## begin Records supplied

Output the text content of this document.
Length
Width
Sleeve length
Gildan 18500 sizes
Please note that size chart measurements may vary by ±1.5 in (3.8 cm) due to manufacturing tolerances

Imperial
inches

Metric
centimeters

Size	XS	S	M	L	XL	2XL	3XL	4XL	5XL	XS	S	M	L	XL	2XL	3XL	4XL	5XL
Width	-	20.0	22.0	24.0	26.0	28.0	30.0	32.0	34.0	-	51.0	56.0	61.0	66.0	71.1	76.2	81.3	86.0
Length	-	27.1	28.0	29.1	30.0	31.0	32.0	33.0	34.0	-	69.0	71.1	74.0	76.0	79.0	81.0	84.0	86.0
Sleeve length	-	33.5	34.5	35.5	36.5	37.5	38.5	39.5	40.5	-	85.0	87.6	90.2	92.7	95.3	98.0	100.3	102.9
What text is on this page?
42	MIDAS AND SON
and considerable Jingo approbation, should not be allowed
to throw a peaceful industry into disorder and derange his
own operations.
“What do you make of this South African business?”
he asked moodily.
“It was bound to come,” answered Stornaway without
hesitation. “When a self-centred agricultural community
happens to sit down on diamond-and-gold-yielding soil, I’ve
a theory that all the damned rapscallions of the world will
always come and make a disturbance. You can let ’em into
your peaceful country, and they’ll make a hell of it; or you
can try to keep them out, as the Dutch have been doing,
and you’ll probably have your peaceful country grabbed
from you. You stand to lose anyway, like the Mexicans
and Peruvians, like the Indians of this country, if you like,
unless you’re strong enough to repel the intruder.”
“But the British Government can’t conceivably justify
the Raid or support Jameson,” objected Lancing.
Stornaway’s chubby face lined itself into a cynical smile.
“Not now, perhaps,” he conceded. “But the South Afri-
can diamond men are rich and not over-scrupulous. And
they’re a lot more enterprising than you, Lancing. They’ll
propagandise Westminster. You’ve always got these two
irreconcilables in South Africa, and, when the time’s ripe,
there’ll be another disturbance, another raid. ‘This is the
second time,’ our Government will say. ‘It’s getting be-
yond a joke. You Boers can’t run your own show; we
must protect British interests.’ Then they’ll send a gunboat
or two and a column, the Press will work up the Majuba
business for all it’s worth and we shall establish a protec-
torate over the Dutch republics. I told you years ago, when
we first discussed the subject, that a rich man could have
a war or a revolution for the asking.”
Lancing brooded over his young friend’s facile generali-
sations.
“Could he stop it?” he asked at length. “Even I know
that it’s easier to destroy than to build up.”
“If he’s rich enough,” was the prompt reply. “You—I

## end Records supplied

**Task requirements:** Give the count of lines that hold the word "than", with nothing added.

**Output of the exercise:** 2